§ **WHAT YOU ARE ASKED TO DO**
Transcribe every record that appears below, exactly and in full.

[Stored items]
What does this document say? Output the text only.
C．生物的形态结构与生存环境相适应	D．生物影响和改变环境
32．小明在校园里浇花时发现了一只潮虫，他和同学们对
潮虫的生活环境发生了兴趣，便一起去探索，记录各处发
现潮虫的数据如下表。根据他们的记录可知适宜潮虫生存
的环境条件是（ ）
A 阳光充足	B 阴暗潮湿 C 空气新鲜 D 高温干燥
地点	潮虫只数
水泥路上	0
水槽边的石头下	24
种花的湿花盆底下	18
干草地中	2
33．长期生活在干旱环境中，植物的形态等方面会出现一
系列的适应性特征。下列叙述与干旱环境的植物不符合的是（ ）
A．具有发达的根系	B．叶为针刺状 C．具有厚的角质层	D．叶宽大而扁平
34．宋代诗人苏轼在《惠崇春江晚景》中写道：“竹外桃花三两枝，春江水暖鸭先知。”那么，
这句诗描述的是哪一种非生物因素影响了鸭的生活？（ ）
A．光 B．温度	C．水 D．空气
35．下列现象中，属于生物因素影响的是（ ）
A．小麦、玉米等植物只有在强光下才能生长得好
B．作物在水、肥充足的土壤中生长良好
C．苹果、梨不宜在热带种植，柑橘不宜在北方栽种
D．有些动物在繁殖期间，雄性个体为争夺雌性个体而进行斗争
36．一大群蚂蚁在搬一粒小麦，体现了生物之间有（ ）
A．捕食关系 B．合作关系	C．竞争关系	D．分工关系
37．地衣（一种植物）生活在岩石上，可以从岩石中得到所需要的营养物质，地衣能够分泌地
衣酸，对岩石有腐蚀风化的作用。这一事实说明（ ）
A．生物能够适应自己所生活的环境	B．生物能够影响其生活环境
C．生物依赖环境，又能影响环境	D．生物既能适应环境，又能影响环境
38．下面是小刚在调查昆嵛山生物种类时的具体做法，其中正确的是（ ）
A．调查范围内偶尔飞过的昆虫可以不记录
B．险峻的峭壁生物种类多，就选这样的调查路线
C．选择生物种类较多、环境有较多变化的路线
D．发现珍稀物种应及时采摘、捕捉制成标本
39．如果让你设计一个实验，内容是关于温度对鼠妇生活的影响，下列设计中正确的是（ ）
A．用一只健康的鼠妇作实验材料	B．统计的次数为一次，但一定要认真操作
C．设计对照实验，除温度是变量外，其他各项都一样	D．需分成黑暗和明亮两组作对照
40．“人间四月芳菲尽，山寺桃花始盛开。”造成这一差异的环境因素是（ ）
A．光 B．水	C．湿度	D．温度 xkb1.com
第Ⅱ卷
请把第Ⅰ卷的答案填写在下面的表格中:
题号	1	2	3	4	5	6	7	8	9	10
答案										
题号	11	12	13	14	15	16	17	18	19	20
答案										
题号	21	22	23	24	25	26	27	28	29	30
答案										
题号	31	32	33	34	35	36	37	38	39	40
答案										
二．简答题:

§ **FINAL ANSWER**
What does this document say? Output the text only.
C．生物的形态结构与生存环境相适应	D．生物影响和改变环境
32．小明在校园里浇花时发现了一只潮虫，他和同学们对
潮虫的生活环境发生了兴趣，便一起去探索，记录各处发
现潮虫的数据如下表。根据他们的记录可知适宜潮虫生存
的环境条件是（ ）
A 阳光充足	B 阴暗潮湿 C 空气新鲜 D 高温干燥
地点	潮虫只数
水泥路上	0
水槽边的石头下	24
种花的湿花盆底下	18
干草地中	2
33．长期生活在干旱环境中，植物的形态等方面会出现一
系列的适应性特征。下列叙述与干旱环境的植物不符合的是（ ）
A．具有发达的根系	B．叶为针刺状 C．具有厚的角质层	D．叶宽大而扁平
34．宋代诗人苏轼在《惠崇春江晚景》中写道：“竹外桃花三两枝，春江水暖鸭先知。”那么，
这句诗描述的是哪一种非生物因素影响了鸭的生活？（ ）
A．光 B．温度	C．水 D．空气
35．下列现象中，属于生物因素影响的是（ ）
A．小麦、玉米等植物只有在强光下才能生长得好
B．作物在水、肥充足的土壤中生长良好
C．苹果、梨不宜在热带种植，柑橘不宜在北方栽种
D．有些动物在繁殖期间，雄性个体为争夺雌性个体而进行斗争
36．一大群蚂蚁在搬一粒小麦，体现了生物之间有（ ）
A．捕食关系 B．合作关系	C．竞争关系	D．分工关系
37．地衣（一种植物）生活在岩石上，可以从岩石中得到所需要的营养物质，地衣能够分泌地
衣酸，对岩石有腐蚀风化的作用。这一事实说明（ ）
A．生物能够适应自己所生活的环境	B．生物能够影响其生活环境
C．生物依赖环境，又能影响环境	D．生物既能适应环境，又能影响环境
38．下面是小刚在调查昆嵛山生物种类时的具体做法，其中正确的是（ ）
A．调查范围内偶尔飞过的昆虫可以不记录
B．险峻的峭壁生物种类多，就选这样的调查路线
C．选择生物种类较多、环境有较多变化的路线
D．发现珍稀物种应及时采摘、捕捉制成标本
39．如果让你设计一个实验，内容是关于温度对鼠妇生活的影响，下列设计中正确的是（ ）
A．用一只健康的鼠妇作实验材料	B．统计的次数为一次，但一定要认真操作
C．设计对照实验，除温度是变量外，其他各项都一样	D．需分成黑暗和明亮两组作对照
40．“人间四月芳菲尽，山寺桃花始盛开。”造成这一差异的环境因素是（ ）
A．光 B．水	C．湿度	D．温度 xkb1.com
第Ⅱ卷
请把第Ⅰ卷的答案填写在下面的表格中:
题号	1	2	3	4	5	6	7	8	9	10
答案										
题号	11	12	13	14	15	16	17	18	19	20
答案										
题号	21	22	23	24	25	26	27	28	29	30
答案										
题号	31	32	33	34	35	36	37	38	39	40
答案										
二．简答题:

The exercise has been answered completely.